Do this — In the lines below, find the one that contains "Extract all readable text from this page." and write it out exactly, along with every line that follows it.
--- begin ---
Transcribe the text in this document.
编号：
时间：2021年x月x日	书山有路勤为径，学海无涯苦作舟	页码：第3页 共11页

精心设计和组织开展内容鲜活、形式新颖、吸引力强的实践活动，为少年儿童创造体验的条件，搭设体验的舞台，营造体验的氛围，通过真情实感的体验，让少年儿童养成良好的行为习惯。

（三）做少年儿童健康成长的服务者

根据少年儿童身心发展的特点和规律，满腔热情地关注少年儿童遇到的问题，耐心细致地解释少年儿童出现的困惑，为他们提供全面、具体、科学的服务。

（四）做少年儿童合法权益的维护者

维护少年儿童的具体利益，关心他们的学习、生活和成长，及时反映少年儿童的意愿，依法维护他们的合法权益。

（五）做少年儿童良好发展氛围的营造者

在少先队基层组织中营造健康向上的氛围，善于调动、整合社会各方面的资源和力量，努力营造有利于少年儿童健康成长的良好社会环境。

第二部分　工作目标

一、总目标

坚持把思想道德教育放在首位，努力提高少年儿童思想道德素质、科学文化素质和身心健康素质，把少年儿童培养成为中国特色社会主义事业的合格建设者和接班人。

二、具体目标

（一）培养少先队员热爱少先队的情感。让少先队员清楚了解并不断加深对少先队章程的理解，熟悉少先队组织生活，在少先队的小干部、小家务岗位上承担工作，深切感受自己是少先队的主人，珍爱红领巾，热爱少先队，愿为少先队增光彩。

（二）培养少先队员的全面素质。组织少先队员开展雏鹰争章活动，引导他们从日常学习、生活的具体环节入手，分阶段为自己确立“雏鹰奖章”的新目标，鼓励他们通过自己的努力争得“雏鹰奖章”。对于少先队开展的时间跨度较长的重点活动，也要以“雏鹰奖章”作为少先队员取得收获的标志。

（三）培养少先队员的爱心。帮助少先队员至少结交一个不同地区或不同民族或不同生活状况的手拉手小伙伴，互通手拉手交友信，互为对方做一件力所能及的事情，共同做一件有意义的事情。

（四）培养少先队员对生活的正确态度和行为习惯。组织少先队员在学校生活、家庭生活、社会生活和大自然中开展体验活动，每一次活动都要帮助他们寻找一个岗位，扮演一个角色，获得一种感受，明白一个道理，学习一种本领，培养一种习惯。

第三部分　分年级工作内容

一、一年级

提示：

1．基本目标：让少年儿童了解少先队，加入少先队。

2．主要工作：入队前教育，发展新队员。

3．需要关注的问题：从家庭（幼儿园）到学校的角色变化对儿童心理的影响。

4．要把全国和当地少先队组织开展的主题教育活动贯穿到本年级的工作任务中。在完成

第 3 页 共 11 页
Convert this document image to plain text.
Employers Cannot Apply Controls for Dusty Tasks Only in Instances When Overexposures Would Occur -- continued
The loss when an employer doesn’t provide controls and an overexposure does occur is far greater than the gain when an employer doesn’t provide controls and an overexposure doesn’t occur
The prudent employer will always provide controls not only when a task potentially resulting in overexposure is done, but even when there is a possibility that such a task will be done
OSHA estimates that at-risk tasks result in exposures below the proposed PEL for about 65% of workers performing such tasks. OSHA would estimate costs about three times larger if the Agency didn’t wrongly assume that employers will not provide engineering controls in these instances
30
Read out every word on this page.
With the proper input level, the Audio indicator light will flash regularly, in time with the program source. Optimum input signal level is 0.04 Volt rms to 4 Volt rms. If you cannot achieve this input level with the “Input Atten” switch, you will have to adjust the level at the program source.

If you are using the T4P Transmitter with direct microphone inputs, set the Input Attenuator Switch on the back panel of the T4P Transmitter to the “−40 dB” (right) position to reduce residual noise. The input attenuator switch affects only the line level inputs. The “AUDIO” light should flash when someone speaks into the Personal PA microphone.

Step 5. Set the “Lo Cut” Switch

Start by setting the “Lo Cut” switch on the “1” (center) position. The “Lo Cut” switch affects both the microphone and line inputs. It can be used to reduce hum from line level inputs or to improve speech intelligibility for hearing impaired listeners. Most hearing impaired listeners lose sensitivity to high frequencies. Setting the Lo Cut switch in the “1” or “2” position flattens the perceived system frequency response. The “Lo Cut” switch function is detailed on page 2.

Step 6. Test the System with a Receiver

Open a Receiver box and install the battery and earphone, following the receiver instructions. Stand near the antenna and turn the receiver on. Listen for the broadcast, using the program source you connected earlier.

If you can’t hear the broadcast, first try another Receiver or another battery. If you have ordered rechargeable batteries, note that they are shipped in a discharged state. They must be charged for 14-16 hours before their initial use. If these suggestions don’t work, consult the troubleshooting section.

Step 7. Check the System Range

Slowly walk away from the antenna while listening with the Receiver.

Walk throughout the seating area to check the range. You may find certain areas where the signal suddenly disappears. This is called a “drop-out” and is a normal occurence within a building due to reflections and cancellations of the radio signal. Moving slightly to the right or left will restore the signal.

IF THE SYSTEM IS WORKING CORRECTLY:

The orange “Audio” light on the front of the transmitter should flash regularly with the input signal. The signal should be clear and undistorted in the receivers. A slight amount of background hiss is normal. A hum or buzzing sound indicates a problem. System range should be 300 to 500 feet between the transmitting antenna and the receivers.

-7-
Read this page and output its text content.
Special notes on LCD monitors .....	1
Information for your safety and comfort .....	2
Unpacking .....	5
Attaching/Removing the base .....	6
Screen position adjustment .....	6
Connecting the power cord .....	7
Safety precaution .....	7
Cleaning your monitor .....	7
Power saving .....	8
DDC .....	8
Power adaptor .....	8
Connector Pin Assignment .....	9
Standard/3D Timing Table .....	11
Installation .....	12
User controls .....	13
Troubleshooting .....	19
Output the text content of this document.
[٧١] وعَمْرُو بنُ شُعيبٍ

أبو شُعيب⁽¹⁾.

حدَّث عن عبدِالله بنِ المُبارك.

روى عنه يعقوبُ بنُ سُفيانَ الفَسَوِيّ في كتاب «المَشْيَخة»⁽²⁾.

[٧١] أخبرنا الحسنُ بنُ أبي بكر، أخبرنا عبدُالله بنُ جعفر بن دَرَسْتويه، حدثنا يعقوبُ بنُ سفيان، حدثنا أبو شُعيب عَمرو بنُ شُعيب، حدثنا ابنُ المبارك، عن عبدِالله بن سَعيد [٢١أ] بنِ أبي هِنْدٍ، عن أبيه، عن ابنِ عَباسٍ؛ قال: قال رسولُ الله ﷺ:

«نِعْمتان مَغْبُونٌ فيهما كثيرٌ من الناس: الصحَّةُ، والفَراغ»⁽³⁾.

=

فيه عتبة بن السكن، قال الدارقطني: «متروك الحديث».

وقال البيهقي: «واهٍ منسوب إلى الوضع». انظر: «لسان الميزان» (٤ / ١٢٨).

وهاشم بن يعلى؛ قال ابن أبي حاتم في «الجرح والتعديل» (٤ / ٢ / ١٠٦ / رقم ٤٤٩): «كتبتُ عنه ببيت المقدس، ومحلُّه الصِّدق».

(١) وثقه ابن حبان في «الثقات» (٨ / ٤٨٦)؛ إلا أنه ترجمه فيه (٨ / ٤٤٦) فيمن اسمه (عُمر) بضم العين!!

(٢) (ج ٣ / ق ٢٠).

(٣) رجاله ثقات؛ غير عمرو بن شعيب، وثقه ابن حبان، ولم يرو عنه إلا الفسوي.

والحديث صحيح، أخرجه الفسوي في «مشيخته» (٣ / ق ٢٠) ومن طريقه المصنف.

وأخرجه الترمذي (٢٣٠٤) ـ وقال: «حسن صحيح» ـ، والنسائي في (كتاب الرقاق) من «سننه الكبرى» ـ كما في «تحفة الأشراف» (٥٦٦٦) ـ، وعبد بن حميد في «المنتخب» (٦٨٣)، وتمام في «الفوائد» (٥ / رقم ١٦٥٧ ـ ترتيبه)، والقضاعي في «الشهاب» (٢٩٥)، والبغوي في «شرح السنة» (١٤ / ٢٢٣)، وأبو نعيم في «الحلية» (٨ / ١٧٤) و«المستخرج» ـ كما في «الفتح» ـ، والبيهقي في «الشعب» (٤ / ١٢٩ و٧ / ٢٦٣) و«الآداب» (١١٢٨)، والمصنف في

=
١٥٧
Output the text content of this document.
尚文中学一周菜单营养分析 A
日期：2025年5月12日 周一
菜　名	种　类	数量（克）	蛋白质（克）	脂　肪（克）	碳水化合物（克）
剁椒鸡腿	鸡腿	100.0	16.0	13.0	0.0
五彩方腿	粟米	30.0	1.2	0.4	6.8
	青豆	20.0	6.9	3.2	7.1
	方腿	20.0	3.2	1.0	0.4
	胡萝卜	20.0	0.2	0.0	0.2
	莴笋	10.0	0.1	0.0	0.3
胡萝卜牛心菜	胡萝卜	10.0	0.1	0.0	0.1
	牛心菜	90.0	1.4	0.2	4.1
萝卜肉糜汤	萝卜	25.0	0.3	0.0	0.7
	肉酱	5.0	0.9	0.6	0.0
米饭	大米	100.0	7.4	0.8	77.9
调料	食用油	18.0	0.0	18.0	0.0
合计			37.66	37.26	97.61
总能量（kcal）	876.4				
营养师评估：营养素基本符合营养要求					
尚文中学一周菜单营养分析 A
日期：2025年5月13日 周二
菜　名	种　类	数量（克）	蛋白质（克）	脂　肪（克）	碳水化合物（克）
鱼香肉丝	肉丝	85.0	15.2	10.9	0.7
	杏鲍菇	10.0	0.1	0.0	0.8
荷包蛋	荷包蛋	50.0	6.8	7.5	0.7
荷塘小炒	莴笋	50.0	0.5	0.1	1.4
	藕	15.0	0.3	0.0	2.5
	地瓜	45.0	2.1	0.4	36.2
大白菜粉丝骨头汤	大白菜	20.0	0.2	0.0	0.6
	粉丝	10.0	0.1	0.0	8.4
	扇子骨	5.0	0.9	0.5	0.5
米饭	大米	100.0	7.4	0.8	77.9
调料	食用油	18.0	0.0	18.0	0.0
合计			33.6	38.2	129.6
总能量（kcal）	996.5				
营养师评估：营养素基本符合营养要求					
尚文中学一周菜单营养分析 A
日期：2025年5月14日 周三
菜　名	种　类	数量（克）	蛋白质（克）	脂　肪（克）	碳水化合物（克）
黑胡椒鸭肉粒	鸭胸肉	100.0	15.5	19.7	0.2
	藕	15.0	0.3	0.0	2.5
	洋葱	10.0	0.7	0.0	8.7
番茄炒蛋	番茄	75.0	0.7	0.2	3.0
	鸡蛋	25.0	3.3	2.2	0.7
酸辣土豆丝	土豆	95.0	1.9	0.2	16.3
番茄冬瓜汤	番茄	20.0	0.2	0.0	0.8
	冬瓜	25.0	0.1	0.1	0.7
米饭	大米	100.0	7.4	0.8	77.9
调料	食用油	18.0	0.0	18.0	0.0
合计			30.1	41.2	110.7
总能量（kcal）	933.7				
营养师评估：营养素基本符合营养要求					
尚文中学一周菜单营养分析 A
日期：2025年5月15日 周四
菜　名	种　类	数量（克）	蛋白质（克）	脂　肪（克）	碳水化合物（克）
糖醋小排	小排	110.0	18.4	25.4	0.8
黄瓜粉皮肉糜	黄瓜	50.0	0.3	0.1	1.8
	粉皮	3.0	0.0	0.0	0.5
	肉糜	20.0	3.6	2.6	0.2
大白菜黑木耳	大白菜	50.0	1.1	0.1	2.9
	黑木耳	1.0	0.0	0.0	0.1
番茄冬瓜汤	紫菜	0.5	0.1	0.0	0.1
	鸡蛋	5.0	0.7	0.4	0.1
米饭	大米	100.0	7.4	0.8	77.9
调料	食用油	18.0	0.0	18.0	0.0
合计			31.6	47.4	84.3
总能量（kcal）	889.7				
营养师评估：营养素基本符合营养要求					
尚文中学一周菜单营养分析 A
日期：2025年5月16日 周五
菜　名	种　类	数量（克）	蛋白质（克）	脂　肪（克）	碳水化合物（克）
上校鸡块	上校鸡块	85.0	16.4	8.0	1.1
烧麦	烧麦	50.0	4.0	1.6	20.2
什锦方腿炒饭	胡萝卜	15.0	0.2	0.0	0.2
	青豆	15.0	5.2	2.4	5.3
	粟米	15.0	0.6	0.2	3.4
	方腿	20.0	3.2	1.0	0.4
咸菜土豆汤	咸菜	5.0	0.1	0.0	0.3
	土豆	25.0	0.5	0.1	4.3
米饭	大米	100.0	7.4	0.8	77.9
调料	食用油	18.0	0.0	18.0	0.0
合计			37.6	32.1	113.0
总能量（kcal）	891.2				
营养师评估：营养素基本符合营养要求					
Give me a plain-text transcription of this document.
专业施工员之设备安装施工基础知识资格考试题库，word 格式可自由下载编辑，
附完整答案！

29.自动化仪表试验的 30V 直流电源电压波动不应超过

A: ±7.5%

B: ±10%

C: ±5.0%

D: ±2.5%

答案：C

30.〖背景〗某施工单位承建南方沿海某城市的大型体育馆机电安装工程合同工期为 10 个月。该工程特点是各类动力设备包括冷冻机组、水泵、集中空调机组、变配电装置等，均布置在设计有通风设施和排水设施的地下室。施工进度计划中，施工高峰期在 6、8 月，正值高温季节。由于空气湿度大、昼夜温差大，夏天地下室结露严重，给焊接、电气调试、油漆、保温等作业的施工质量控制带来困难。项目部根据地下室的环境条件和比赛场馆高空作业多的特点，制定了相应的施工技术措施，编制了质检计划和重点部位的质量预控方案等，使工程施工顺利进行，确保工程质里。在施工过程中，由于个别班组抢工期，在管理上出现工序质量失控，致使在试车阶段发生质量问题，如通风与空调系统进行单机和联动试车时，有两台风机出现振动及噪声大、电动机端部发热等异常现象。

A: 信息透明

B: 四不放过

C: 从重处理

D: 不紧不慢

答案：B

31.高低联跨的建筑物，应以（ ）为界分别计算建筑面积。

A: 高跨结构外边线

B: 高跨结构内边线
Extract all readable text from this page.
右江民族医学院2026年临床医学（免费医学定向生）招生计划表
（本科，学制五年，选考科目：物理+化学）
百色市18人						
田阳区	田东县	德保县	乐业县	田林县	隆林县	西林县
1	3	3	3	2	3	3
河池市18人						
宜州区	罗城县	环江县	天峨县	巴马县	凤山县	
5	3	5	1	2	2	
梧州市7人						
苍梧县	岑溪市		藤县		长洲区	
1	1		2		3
--- end ---
Output of the exercise —
Extract all readable text from this page.
右江民族医学院2026年临床医学（免费医学定向生）招生计划表
（本科，学制五年，选考科目：物理+化学）
百色市18人						
田阳区	田东县	德保县	乐业县	田林县	隆林县	西林县
1	3	3	3	2	3	3
河池市18人						
宜州区	罗城县	环江县	天峨县	巴马县	凤山县	
5	3	5	1	2	2	
梧州市7人						
苍梧县	岑溪市		藤县		长洲区	
1	1		2		3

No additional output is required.